(DESCRIPTION OF THE TASK): Extract the entries in their exact form.

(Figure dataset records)
● ● ●

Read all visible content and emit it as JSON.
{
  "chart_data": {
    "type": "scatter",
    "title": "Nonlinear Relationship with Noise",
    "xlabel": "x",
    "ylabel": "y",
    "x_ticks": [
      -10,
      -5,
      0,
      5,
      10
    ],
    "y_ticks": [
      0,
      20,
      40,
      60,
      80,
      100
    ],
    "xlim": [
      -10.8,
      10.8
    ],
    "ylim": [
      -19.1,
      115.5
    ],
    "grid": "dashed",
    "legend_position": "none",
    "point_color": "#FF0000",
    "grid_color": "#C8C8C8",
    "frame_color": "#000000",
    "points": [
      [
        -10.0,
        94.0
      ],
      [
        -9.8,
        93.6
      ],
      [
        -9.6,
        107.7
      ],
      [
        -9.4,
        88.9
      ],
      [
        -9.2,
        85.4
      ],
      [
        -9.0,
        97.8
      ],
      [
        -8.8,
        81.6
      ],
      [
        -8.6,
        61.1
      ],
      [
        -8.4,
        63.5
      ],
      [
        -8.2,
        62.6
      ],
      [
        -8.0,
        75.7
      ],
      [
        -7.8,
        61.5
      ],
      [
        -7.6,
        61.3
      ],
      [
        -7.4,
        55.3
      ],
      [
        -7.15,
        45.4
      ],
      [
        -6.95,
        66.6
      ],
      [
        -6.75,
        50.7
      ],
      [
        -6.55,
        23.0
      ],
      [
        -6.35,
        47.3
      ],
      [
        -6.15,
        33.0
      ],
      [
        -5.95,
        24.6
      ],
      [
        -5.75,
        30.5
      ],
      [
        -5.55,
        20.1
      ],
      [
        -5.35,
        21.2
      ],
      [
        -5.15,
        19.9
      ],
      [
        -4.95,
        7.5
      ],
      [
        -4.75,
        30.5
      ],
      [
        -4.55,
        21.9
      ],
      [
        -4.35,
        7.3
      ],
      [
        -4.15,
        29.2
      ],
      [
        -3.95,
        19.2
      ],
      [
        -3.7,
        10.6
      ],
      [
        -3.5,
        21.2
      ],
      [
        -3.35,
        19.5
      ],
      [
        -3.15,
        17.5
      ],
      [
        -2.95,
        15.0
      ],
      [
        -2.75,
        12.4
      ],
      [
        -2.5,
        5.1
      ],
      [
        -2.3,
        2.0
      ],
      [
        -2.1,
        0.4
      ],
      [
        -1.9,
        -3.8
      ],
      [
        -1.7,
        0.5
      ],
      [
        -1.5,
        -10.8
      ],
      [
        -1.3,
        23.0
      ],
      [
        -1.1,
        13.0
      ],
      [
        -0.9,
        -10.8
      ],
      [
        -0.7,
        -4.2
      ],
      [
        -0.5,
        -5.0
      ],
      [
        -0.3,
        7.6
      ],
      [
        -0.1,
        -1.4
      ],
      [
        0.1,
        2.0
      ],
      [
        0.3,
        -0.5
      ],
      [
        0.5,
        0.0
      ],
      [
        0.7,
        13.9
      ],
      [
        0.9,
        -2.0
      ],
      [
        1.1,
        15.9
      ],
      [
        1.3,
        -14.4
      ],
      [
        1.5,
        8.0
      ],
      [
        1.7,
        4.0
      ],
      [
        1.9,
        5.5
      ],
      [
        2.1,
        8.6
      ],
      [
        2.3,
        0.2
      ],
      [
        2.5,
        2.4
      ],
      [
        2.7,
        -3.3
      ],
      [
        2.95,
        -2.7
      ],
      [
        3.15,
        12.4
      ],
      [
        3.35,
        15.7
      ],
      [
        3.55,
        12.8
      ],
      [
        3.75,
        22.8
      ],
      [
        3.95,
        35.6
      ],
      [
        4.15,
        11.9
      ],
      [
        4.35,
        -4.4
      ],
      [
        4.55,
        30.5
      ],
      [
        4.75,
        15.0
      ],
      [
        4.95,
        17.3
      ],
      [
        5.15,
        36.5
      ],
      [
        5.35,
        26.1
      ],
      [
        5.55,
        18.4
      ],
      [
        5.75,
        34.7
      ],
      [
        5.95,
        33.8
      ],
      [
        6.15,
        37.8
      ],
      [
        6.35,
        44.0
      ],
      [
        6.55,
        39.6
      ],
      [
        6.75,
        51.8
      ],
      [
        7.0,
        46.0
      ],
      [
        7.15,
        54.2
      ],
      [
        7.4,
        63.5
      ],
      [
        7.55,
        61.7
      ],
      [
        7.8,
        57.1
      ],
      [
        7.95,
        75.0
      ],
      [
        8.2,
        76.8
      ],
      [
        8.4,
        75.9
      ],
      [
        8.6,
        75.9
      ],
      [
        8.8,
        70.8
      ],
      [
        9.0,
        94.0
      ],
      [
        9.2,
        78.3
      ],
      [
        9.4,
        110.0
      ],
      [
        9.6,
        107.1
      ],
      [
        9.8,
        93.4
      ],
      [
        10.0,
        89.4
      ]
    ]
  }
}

● ● ●

(REPLY):
Read all visible content and emit it as JSON.
{
  "chart_data": {
    "type": "scatter",
    "title": "Nonlinear Relationship with Noise",
    "xlabel": "x",
    "ylabel": "y",
    "x_ticks": [
      -10,
      -5,
      0,
      5,
      10
    ],
    "y_ticks": [
      0,
      20,
      40,
      60,
      80,
      100
    ],
    "xlim": [
      -10.8,
      10.8
    ],
    "ylim": [
      -19.1,
      115.5
    ],
    "grid": "dashed",
    "legend_position": "none",
    "point_color": "#FF0000",
    "grid_color": "#C8C8C8",
    "frame_color": "#000000",
    "points": [
      [
        -10.0,
        94.0
      ],
      [
        -9.8,
        93.6
      ],
      [
        -9.6,
        107.7
      ],
      [
        -9.4,
        88.9
      ],
      [
        -9.2,
        85.4
      ],
      [
        -9.0,
        97.8
      ],
      [
        -8.8,
        81.6
      ],
      [
        -8.6,
        61.1
      ],
      [
        -8.4,
        63.5
      ],
      [
        -8.2,
        62.6
      ],
      [
        -8.0,
        75.7
      ],
      [
        -7.8,
        61.5
      ],
      [
        -7.6,
        61.3
      ],
      [
        -7.4,
        55.3
      ],
      [
        -7.15,
        45.4
      ],
      [
        -6.95,
        66.6
      ],
      [
        -6.75,
        50.7
      ],
      [
        -6.55,
        23.0
      ],
      [
        -6.35,
        47.3
      ],
      [
        -6.15,
        33.0
      ],
      [
        -5.95,
        24.6
      ],
      [
        -5.75,
        30.5
      ],
      [
        -5.55,
        20.1
      ],
      [
        -5.35,
        21.2
      ],
      [
        -5.15,
        19.9
      ],
      [
        -4.95,
        7.5
      ],
      [
        -4.75,
        30.5
      ],
      [
        -4.55,
        21.9
      ],
      [
        -4.35,
        7.3
      ],
      [
        -4.15,
        29.2
      ],
      [
        -3.95,
        19.2
      ],
      [
        -3.7,
        10.6
      ],
      [
        -3.5,
        21.2
      ],
      [
        -3.35,
        19.5
      ],
      [
        -3.15,
        17.5
      ],
      [
        -2.95,
        15.0
      ],
      [
        -2.75,
        12.4
      ],
      [
        -2.5,
        5.1
      ],
      [
        -2.3,
        2.0
      ],
      [
        -2.1,
        0.4
      ],
      [
        -1.9,
        -3.8
      ],
      [
        -1.7,
        0.5
      ],
      [
        -1.5,
        -10.8
      ],
      [
        -1.3,
        23.0
      ],
      [
        -1.1,
        13.0
      ],
      [
        -0.9,
        -10.8
      ],
      [
        -0.7,
        -4.2
      ],
      [
        -0.5,
        -5.0
      ],
      [
        -0.3,
        7.6
      ],
      [
        -0.1,
        -1.4
      ],
      [
        0.1,
        2.0
      ],
      [
        0.3,
        -0.5
      ],
      [
        0.5,
        0.0
      ],
      [
        0.7,
        13.9
      ],
      [
        0.9,
        -2.0
      ],
      [
        1.1,
        15.9
      ],
      [
        1.3,
        -14.4
      ],
      [
        1.5,
        8.0
      ],
      [
        1.7,
        4.0
      ],
      [
        1.9,
        5.5
      ],
      [
        2.1,
        8.6
      ],
      [
        2.3,
        0.2
      ],
      [
        2.5,
        2.4
      ],
      [
        2.7,
        -3.3
      ],
      [
        2.95,
        -2.7
      ],
      [
        3.15,
        12.4
      ],
      [
        3.35,
        15.7
      ],
      [
        3.55,
        12.8
      ],
      [
        3.75,
        22.8
      ],
      [
        3.95,
        35.6
      ],
      [
        4.15,
        11.9
      ],
      [
        4.35,
        -4.4
      ],
      [
        4.55,
        30.5
      ],
      [
        4.75,
        15.0
      ],
      [
        4.95,
        17.3
      ],
      [
        5.15,
        36.5
      ],
      [
        5.35,
        26.1
      ],
      [
        5.55,
        18.4
      ],
      [
        5.75,
        34.7
      ],
      [
        5.95,
        33.8
      ],
      [
        6.15,
        37.8
      ],
      [
        6.35,
        44.0
      ],
      [
        6.55,
        39.6
      ],
      [
        6.75,
        51.8
      ],
      [
        7.0,
        46.0
      ],
      [
        7.15,
        54.2
      ],
      [
        7.4,
        63.5
      ],
      [
        7.55,
        61.7
      ],
      [
        7.8,
        57.1
      ],
      [
        7.95,
        75.0
      ],
      [
        8.2,
        76.8
      ],
      [
        8.4,
        75.9
      ],
      [
        8.6,
        75.9
      ],
      [
        8.8,
        70.8
      ],
      [
        9.0,
        94.0
      ],
      [
        9.2,
        78.3
      ],
      [
        9.4,
        110.0
      ],
      [
        9.6,
        107.1
      ],
      [
        9.8,
        93.4
      ],
      [
        10.0,
        89.4
      ]
    ]
  }
}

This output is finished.